=== Written task ===
Leaving out the pictures, retype all the material exactly.

(Saved data entries)
□ □ □

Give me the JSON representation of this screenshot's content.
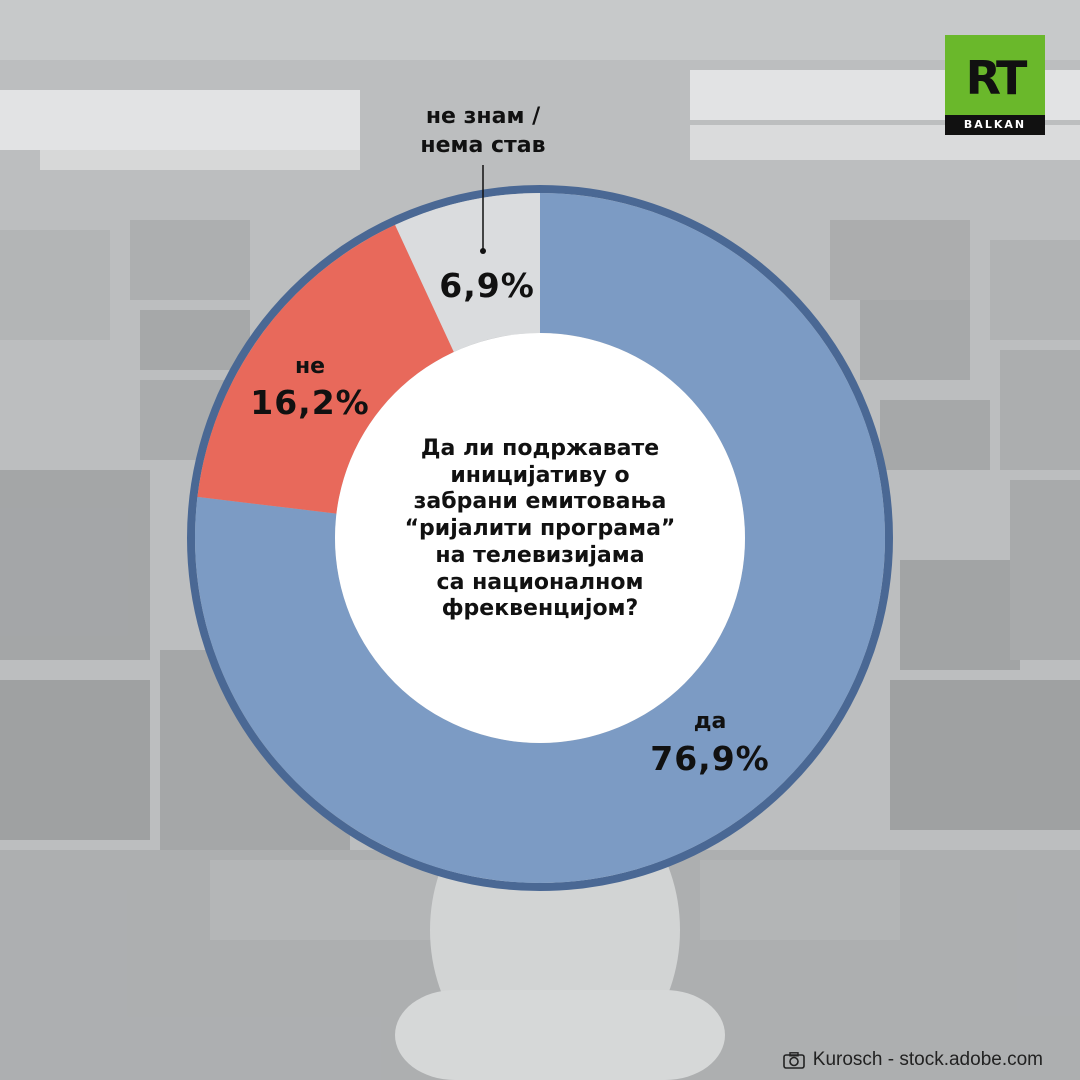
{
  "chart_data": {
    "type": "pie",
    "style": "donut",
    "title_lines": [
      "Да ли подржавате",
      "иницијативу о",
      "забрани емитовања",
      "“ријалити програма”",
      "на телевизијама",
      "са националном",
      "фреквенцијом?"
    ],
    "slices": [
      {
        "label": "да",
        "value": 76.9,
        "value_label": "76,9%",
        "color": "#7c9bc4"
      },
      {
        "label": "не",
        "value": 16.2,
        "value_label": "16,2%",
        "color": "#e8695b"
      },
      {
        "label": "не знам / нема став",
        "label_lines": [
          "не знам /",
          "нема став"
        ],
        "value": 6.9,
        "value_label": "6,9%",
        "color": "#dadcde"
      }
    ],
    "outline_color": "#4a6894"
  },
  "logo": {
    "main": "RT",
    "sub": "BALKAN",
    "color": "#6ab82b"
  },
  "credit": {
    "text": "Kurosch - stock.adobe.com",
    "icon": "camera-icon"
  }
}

□ □ □

=== Final result ===
Give me the JSON representation of this screenshot's content.
{
  "chart_data": {
    "type": "pie",
    "style": "donut",
    "title_lines": [
      "Да ли подржавате",
      "иницијативу о",
      "забрани емитовања",
      "“ријалити програма”",
      "на телевизијама",
      "са националном",
      "фреквенцијом?"
    ],
    "slices": [
      {
        "label": "да",
        "value": 76.9,
        "value_label": "76,9%",
        "color": "#7c9bc4"
      },
      {
        "label": "не",
        "value": 16.2,
        "value_label": "16,2%",
        "color": "#e8695b"
      },
      {
        "label": "не знам / нема став",
        "label_lines": [
          "не знам /",
          "нема став"
        ],
        "value": 6.9,
        "value_label": "6,9%",
        "color": "#dadcde"
      }
    ],
    "outline_color": "#4a6894"
  },
  "logo": {
    "main": "RT",
    "sub": "BALKAN",
    "color": "#6ab82b"
  },
  "credit": {
    "text": "Kurosch - stock.adobe.com",
    "icon": "camera-icon"
  }
}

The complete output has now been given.